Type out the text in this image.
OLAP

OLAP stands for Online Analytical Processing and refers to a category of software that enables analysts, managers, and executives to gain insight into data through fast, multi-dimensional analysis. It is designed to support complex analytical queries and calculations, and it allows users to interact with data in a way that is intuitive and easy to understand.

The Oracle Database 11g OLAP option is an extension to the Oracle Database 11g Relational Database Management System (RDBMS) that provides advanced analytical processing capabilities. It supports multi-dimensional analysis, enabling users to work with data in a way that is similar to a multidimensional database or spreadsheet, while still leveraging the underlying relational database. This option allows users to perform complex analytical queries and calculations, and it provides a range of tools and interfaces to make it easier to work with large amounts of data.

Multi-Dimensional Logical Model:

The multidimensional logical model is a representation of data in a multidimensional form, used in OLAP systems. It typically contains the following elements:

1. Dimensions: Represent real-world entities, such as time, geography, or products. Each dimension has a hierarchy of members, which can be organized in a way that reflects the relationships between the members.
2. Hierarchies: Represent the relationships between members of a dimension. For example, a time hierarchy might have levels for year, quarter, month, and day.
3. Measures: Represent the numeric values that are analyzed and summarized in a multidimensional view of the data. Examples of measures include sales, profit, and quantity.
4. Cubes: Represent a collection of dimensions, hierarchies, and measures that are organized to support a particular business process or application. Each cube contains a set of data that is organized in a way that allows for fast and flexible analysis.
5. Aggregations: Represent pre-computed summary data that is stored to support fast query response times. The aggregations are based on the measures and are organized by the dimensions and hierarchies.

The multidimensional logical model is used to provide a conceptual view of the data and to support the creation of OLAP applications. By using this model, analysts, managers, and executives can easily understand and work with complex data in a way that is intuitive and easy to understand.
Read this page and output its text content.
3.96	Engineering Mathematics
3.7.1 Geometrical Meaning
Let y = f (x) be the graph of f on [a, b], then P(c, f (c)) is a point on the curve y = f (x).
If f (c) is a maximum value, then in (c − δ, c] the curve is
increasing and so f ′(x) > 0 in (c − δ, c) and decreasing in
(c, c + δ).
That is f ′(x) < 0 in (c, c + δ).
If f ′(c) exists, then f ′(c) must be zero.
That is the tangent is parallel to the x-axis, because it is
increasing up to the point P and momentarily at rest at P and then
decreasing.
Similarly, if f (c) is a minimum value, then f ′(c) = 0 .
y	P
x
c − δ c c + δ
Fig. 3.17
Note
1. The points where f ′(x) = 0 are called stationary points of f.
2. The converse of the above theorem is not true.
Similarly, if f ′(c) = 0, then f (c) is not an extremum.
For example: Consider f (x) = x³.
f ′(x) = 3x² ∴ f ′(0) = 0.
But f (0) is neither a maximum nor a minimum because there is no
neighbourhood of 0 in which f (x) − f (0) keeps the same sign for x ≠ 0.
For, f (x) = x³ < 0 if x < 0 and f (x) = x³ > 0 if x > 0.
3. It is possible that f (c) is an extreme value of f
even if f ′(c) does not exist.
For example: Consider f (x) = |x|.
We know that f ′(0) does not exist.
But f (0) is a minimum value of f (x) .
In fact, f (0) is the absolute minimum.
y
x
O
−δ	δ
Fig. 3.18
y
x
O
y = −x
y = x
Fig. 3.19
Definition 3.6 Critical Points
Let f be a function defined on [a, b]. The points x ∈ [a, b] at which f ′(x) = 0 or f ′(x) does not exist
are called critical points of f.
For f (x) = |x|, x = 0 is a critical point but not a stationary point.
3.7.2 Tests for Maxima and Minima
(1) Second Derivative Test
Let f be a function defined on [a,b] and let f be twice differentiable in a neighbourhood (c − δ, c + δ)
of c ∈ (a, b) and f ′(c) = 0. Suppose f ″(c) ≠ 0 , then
=-=-=
Show the lines that mention the word "maximum".

-- Task solution --
If f (c) is a maximum value, then in (c − δ, c] the curve is
But f (0) is neither a maximum nor a minimum because there is no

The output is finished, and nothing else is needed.